# TASK PROMPT
Sort through the entries below and pull out lines containing the word "this".

# DATA ROWS
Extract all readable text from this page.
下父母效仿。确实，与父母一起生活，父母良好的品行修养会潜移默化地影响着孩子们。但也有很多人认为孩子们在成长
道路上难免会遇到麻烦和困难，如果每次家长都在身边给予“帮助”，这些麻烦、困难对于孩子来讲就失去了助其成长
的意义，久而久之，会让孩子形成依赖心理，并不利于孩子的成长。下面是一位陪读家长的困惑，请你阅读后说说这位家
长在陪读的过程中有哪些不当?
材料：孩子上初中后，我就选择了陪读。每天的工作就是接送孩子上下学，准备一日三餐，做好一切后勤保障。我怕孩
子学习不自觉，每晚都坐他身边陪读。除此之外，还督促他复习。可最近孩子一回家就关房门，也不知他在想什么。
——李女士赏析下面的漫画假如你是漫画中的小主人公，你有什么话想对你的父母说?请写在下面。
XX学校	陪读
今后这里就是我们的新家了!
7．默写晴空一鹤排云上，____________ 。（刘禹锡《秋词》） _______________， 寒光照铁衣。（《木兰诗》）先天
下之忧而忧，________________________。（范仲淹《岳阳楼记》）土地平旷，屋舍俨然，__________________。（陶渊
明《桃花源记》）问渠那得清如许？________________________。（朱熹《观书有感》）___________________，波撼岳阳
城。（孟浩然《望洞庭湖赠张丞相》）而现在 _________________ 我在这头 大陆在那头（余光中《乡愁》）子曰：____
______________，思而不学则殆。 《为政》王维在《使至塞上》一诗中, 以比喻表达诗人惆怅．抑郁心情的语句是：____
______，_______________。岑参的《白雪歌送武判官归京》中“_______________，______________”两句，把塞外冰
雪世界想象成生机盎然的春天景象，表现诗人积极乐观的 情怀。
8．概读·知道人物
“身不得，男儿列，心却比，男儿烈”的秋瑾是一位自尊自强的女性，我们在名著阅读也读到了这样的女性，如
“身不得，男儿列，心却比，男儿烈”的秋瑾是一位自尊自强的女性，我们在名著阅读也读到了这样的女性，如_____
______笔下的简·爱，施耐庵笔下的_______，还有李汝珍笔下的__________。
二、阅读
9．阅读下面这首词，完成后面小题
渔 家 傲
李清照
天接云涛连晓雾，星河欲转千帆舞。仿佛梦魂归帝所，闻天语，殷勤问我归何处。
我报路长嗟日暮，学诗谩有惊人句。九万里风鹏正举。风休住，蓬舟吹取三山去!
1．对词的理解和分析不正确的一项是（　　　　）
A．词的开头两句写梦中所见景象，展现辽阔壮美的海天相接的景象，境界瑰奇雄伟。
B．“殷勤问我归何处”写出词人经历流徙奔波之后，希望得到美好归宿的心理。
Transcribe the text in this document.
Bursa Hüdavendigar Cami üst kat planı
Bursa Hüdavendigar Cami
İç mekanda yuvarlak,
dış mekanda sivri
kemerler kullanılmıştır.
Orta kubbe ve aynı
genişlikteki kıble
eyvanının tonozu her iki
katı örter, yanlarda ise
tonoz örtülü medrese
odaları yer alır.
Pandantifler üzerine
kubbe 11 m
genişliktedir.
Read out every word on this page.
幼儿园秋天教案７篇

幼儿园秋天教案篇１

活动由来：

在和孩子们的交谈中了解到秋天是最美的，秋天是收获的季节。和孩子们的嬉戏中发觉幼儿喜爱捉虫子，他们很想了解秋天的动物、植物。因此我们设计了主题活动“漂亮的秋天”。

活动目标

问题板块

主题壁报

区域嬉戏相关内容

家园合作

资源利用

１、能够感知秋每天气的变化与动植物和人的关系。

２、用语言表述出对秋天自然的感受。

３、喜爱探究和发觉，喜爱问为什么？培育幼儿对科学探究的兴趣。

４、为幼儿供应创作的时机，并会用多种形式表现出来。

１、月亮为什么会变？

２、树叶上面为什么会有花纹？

# REPLY
Extract all readable text from this page.
Transcribe the text in this document.
Read out every word on this page.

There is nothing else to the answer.